* Set task
Return, word for word, every line that follows.

[Start of Given data]

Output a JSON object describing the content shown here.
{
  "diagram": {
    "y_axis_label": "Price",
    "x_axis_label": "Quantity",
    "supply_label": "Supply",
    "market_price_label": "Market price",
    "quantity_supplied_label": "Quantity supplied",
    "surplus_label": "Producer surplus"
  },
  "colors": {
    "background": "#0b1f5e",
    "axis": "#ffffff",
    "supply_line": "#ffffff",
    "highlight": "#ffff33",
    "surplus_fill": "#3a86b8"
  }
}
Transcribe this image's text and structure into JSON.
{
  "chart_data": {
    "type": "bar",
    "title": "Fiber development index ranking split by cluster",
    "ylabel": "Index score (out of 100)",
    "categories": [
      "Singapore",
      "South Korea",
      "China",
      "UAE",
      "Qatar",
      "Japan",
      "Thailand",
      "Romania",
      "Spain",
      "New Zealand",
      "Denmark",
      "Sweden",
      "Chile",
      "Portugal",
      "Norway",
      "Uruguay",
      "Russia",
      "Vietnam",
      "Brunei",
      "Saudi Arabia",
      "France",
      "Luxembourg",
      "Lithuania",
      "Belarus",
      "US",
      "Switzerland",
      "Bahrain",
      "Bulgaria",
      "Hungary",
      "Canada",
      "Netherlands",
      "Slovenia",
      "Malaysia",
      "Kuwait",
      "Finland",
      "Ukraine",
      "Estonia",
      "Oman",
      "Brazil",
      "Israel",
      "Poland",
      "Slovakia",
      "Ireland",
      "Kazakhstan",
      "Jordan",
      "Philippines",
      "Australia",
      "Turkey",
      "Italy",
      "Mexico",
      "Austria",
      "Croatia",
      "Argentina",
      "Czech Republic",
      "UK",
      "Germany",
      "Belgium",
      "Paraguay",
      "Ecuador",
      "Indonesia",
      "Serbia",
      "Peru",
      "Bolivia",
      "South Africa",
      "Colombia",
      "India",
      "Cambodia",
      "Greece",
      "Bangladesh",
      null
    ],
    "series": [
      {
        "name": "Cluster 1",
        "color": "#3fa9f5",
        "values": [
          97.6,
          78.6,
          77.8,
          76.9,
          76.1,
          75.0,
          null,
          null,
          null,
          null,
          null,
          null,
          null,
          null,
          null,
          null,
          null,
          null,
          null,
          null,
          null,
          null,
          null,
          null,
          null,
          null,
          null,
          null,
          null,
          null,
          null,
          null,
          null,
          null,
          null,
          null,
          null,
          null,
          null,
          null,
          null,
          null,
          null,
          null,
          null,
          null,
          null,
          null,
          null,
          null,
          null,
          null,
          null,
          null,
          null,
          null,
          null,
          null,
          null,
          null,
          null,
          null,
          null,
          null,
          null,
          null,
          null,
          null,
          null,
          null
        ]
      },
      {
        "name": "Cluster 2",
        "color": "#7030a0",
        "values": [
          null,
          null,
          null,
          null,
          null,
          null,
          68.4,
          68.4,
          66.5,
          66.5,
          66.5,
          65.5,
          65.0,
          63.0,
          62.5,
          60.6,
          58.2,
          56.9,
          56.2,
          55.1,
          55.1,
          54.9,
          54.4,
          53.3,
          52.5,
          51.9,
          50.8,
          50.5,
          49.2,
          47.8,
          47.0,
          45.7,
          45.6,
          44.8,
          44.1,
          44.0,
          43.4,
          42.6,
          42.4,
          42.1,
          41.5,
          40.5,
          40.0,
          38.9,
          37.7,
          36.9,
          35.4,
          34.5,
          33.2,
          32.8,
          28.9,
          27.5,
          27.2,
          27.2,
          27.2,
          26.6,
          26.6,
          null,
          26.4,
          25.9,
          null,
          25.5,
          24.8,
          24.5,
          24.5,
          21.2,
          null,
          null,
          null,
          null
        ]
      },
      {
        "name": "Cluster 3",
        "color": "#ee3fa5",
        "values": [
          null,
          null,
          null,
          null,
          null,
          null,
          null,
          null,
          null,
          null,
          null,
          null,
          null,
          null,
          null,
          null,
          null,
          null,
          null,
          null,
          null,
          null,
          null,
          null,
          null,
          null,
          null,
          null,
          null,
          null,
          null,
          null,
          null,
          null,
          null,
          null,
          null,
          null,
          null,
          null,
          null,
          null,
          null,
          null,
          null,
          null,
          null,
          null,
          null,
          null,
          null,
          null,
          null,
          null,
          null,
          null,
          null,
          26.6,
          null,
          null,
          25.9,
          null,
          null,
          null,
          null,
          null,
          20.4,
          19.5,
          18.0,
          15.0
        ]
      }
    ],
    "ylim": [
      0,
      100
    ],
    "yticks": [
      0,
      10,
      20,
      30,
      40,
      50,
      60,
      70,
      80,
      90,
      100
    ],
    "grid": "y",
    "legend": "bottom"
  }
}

[End of Given data]

* Task solution
Output a JSON object describing the content shown here.
{
  "diagram": {
    "y_axis_label": "Price",
    "x_axis_label": "Quantity",
    "supply_label": "Supply",
    "market_price_label": "Market price",
    "quantity_supplied_label": "Quantity supplied",
    "surplus_label": "Producer surplus"
  },
  "colors": {
    "background": "#0b1f5e",
    "axis": "#ffffff",
    "supply_line": "#ffffff",
    "highlight": "#ffff33",
    "surplus_fill": "#3a86b8"
  }
}
Transcribe this image's text and structure into JSON.
{
  "chart_data": {
    "type": "bar",
    "title": "Fiber development index ranking split by cluster",
    "ylabel": "Index score (out of 100)",
    "categories": [
      "Singapore",
      "South Korea",
      "China",
      "UAE",
      "Qatar",
      "Japan",
      "Thailand",
      "Romania",
      "Spain",
      "New Zealand",
      "Denmark",
      "Sweden",
      "Chile",
      "Portugal",
      "Norway",
      "Uruguay",
      "Russia",
      "Vietnam",
      "Brunei",
      "Saudi Arabia",
      "France",
      "Luxembourg",
      "Lithuania",
      "Belarus",
      "US",
      "Switzerland",
      "Bahrain",
      "Bulgaria",
      "Hungary",
      "Canada",
      "Netherlands",
      "Slovenia",
      "Malaysia",
      "Kuwait",
      "Finland",
      "Ukraine",
      "Estonia",
      "Oman",
      "Brazil",
      "Israel",
      "Poland",
      "Slovakia",
      "Ireland",
      "Kazakhstan",
      "Jordan",
      "Philippines",
      "Australia",
      "Turkey",
      "Italy",
      "Mexico",
      "Austria",
      "Croatia",
      "Argentina",
      "Czech Republic",
      "UK",
      "Germany",
      "Belgium",
      "Paraguay",
      "Ecuador",
      "Indonesia",
      "Serbia",
      "Peru",
      "Bolivia",
      "South Africa",
      "Colombia",
      "India",
      "Cambodia",
      "Greece",
      "Bangladesh",
      null
    ],
    "series": [
      {
        "name": "Cluster 1",
        "color": "#3fa9f5",
        "values": [
          97.6,
          78.6,
          77.8,
          76.9,
          76.1,
          75.0,
          null,
          null,
          null,
          null,
          null,
          null,
          null,
          null,
          null,
          null,
          null,
          null,
          null,
          null,
          null,
          null,
          null,
          null,
          null,
          null,
          null,
          null,
          null,
          null,
          null,
          null,
          null,
          null,
          null,
          null,
          null,
          null,
          null,
          null,
          null,
          null,
          null,
          null,
          null,
          null,
          null,
          null,
          null,
          null,
          null,
          null,
          null,
          null,
          null,
          null,
          null,
          null,
          null,
          null,
          null,
          null,
          null,
          null,
          null,
          null,
          null,
          null,
          null,
          null
        ]
      },
      {
        "name": "Cluster 2",
        "color": "#7030a0",
        "values": [
          null,
          null,
          null,
          null,
          null,
          null,
          68.4,
          68.4,
          66.5,
          66.5,
          66.5,
          65.5,
          65.0,
          63.0,
          62.5,
          60.6,
          58.2,
          56.9,
          56.2,
          55.1,
          55.1,
          54.9,
          54.4,
          53.3,
          52.5,
          51.9,
          50.8,
          50.5,
          49.2,
          47.8,
          47.0,
          45.7,
          45.6,
          44.8,
          44.1,
          44.0,
          43.4,
          42.6,
          42.4,
          42.1,
          41.5,
          40.5,
          40.0,
          38.9,
          37.7,
          36.9,
          35.4,
          34.5,
          33.2,
          32.8,
          28.9,
          27.5,
          27.2,
          27.2,
          27.2,
          26.6,
          26.6,
          null,
          26.4,
          25.9,
          null,
          25.5,
          24.8,
          24.5,
          24.5,
          21.2,
          null,
          null,
          null,
          null
        ]
      },
      {
        "name": "Cluster 3",
        "color": "#ee3fa5",
        "values": [
          null,
          null,
          null,
          null,
          null,
          null,
          null,
          null,
          null,
          null,
          null,
          null,
          null,
          null,
          null,
          null,
          null,
          null,
          null,
          null,
          null,
          null,
          null,
          null,
          null,
          null,
          null,
          null,
          null,
          null,
          null,
          null,
          null,
          null,
          null,
          null,
          null,
          null,
          null,
          null,
          null,
          null,
          null,
          null,
          null,
          null,
          null,
          null,
          null,
          null,
          null,
          null,
          null,
          null,
          null,
          null,
          null,
          26.6,
          null,
          null,
          25.9,
          null,
          null,
          null,
          null,
          null,
          20.4,
          19.5,
          18.0,
          15.0
        ]
      }
    ],
    "ylim": [
      0,
      100
    ],
    "yticks": [
      0,
      10,
      20,
      30,
      40,
      50,
      60,
      70,
      80,
      90,
      100
    ],
    "grid": "y",
    "legend": "bottom"
  }
}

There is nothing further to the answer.